▶ _What is expected_: Extract the full listing below without altering a single character.

======== Exercise material ========

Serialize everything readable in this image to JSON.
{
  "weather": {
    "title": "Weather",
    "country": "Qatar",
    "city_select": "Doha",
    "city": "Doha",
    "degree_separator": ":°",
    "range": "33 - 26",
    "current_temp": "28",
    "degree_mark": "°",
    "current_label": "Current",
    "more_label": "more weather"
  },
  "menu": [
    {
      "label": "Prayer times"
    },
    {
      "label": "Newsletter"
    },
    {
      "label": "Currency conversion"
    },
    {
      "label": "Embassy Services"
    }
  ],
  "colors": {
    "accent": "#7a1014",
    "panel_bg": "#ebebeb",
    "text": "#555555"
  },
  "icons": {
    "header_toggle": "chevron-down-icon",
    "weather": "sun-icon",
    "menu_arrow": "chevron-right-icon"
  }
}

========

▶ _Complete answer_:
Serialize everything readable in this image to JSON.
{
  "weather": {
    "title": "Weather",
    "country": "Qatar",
    "city_select": "Doha",
    "city": "Doha",
    "degree_separator": ":°",
    "range": "33 - 26",
    "current_temp": "28",
    "degree_mark": "°",
    "current_label": "Current",
    "more_label": "more weather"
  },
  "menu": [
    {
      "label": "Prayer times"
    },
    {
      "label": "Newsletter"
    },
    {
      "label": "Currency conversion"
    },
    {
      "label": "Embassy Services"
    }
  ],
  "colors": {
    "accent": "#7a1014",
    "panel_bg": "#ebebeb",
    "text": "#555555"
  },
  "icons": {
    "header_toggle": "chevron-down-icon",
    "weather": "sun-icon",
    "menu_arrow": "chevron-right-icon"
  }
}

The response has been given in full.